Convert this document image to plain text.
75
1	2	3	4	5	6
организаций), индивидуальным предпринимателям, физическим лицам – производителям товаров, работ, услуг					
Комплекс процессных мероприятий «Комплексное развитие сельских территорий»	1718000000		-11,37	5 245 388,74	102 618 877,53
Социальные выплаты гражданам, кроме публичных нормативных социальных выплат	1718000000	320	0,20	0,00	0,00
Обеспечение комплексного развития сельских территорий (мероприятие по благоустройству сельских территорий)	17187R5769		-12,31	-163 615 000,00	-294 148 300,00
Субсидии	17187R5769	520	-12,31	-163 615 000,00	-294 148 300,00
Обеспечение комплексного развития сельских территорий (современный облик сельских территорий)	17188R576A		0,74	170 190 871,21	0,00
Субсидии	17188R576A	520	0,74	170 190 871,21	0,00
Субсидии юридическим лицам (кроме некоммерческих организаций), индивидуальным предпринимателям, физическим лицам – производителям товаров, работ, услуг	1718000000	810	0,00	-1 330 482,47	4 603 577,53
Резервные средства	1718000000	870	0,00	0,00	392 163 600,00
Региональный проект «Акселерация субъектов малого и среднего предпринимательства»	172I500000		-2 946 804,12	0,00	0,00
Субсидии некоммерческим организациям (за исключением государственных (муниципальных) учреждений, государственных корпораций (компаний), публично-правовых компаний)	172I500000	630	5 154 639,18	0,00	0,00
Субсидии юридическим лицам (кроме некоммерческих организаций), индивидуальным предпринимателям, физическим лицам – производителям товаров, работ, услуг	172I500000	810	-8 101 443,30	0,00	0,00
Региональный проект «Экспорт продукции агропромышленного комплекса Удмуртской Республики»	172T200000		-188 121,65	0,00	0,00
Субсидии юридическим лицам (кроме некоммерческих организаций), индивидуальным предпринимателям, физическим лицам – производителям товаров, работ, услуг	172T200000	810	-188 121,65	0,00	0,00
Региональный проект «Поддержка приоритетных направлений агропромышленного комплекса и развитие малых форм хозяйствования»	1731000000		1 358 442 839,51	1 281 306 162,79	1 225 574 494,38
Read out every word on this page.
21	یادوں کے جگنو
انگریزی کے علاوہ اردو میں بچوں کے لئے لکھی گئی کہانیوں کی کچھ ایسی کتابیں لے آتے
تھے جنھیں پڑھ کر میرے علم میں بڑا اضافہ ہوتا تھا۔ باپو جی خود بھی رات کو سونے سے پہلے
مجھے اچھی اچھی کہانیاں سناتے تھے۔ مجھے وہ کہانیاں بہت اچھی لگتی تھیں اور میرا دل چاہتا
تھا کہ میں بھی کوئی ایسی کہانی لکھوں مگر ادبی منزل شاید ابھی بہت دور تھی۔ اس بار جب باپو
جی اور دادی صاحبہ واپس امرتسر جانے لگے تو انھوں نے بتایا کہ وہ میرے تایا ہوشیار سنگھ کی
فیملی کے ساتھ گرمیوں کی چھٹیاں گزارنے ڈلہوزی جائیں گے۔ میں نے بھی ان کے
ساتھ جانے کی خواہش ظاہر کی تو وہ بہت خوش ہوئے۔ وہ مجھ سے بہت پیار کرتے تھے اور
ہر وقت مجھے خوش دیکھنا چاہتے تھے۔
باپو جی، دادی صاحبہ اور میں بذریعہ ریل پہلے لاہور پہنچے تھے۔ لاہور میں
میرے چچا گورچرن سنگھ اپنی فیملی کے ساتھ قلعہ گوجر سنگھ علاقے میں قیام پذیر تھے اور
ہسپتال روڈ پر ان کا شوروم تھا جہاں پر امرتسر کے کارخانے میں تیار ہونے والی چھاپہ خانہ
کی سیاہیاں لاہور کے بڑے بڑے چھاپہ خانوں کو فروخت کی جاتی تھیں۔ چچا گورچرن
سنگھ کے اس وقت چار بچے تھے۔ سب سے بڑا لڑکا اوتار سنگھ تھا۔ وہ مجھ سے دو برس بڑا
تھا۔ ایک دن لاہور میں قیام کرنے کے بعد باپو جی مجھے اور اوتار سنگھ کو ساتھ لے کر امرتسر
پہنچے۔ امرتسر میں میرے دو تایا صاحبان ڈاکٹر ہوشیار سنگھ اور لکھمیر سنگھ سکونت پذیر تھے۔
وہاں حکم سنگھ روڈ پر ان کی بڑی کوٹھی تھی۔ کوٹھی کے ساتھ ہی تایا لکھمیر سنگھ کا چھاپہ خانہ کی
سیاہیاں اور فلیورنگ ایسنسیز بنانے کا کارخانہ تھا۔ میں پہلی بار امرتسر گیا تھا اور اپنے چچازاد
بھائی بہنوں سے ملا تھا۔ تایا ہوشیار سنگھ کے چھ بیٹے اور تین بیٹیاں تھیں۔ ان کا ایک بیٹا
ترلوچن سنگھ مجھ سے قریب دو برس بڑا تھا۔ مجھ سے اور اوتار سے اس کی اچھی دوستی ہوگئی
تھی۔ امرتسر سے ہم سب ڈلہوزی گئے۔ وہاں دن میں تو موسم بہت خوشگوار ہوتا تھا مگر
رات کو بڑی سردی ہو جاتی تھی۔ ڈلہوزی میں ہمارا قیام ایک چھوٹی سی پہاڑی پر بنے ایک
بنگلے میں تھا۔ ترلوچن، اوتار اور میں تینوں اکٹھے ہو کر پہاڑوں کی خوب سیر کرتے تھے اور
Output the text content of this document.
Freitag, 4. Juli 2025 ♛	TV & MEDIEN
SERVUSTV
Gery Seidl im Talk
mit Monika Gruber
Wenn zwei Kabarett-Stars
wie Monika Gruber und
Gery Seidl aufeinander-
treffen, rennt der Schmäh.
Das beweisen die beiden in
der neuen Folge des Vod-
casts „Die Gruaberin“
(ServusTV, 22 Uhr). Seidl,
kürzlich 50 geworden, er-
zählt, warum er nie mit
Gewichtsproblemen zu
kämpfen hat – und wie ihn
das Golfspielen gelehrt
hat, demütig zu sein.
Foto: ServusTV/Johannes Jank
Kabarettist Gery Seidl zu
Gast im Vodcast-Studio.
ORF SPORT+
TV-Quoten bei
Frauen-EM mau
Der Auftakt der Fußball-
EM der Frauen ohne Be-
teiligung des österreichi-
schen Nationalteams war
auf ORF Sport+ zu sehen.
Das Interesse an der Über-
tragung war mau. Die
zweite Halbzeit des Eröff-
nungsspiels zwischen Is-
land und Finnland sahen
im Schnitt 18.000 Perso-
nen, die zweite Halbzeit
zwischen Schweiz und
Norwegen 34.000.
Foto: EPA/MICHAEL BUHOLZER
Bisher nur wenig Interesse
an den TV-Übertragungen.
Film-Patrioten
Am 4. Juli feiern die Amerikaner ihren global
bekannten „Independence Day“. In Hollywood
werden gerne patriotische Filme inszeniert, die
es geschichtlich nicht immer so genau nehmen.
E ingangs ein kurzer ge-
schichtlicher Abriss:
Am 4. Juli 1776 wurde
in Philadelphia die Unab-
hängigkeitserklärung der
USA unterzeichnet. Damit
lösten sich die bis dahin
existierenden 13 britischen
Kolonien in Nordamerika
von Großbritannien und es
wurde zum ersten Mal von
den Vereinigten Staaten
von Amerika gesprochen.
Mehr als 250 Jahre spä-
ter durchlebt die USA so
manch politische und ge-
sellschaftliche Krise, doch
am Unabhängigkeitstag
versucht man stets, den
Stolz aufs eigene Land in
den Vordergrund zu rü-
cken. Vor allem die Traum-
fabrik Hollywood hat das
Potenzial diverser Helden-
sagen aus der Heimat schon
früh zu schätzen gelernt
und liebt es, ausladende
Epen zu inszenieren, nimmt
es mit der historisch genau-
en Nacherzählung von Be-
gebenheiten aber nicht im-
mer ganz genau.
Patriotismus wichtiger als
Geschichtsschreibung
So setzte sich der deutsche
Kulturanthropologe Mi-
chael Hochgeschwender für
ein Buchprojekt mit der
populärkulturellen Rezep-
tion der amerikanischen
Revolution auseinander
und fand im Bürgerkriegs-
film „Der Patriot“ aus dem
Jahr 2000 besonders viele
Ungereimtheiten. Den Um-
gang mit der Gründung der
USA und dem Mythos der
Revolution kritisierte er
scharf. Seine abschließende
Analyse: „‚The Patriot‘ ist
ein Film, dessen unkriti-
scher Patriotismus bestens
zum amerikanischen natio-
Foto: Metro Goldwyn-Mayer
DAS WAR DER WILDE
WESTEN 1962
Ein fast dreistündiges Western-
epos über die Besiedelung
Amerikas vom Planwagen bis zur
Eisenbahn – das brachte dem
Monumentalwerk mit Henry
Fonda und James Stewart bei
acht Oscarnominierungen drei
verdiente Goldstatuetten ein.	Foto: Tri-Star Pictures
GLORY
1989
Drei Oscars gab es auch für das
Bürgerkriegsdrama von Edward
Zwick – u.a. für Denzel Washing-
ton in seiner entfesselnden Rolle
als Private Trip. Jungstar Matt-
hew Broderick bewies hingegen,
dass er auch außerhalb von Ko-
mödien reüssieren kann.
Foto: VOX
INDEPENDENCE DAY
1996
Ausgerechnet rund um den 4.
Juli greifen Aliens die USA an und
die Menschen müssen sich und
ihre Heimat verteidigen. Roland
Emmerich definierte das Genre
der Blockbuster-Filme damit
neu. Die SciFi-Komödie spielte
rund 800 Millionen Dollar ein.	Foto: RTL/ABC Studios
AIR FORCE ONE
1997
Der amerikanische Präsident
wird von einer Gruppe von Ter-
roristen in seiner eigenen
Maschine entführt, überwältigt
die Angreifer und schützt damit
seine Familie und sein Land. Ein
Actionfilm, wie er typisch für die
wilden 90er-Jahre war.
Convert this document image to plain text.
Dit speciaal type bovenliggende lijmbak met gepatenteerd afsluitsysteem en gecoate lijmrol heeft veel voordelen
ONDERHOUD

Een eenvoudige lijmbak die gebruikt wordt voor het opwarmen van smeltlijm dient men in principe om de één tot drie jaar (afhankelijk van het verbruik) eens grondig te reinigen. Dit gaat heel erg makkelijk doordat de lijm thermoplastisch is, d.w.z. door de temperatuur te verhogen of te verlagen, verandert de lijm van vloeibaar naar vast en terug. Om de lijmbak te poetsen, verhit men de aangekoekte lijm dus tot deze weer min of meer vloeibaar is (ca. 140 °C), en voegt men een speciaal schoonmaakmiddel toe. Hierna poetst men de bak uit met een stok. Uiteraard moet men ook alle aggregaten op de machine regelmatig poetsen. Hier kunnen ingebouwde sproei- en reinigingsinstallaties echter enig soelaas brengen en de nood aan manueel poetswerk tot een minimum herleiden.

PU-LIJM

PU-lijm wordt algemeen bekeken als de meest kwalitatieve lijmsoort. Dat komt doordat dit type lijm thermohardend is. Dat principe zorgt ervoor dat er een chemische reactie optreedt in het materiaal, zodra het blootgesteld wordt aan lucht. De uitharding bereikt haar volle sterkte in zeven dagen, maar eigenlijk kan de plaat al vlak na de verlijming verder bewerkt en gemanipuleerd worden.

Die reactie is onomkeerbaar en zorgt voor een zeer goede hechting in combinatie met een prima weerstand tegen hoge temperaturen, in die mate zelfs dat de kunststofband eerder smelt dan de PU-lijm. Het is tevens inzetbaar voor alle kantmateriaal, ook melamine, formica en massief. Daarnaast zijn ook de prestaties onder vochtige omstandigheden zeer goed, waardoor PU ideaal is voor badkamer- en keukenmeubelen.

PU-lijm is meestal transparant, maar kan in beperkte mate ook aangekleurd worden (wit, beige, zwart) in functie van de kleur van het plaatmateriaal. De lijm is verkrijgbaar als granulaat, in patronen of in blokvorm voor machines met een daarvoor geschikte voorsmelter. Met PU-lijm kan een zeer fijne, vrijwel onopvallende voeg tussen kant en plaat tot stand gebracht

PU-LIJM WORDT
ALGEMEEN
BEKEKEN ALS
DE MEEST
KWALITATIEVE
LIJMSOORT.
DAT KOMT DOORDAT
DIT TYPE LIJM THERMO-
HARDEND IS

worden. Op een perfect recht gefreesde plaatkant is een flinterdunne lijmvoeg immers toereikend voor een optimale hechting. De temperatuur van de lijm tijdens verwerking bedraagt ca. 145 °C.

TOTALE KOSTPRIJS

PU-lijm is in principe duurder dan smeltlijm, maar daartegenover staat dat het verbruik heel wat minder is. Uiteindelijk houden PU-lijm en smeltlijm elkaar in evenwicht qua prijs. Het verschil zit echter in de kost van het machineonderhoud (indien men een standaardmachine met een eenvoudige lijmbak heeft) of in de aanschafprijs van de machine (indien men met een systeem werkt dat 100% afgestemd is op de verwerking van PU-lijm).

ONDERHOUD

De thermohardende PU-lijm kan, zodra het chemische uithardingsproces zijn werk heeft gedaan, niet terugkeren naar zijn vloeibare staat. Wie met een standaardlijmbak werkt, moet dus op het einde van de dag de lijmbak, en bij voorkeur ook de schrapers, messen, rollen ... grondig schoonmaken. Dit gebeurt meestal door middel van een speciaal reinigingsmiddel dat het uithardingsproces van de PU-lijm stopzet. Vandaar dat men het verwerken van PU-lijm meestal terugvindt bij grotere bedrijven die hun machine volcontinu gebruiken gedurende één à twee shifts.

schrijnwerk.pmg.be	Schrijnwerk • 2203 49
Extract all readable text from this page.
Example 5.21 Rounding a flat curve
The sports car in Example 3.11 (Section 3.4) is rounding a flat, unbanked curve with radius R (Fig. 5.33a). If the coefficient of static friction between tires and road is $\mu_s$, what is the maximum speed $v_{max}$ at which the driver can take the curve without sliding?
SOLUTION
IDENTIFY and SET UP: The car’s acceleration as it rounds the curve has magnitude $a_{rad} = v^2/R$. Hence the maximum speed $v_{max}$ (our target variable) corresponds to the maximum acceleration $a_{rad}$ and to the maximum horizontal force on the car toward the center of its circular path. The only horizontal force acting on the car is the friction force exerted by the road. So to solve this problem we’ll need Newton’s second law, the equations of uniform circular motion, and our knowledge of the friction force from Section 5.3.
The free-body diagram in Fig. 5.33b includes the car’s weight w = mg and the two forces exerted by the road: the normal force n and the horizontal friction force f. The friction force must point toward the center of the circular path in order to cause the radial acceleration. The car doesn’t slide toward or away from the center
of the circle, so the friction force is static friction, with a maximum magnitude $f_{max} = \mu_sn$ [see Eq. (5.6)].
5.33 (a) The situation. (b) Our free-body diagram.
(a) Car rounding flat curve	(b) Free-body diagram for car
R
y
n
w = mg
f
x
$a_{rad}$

> WORK INSTRUCTIONS
Look over the material above and show each line where "zeer" appears.

> EXERCISE SOLUTION
Die reactie is onomkeerbaar en zorgt voor een zeer goede hechting in combinatie met een prima weerstand tegen hoge temperaturen, in die mate zelfs dat de kunststofband eerder smelt dan de PU-lijm. Het is tevens inzetbaar voor alle kantmateriaal, ook melamine, formica en massief. Daarnaast zijn ook de prestaties onder vochtige omstandigheden zeer goed, waardoor PU ideaal is voor badkamer- en keukenmeubelen.
PU-lijm is meestal transparant, maar kan in beperkte mate ook aangekleurd worden (wit, beige, zwart) in functie van de kleur van het plaatmateriaal. De lijm is verkrijgbaar als granulaat, in patronen of in blokvorm voor machines met een daarvoor geschikte voorsmelter. Met PU-lijm kan een zeer fijne, vrijwel onopvallende voeg tussen kant en plaat tot stand gebracht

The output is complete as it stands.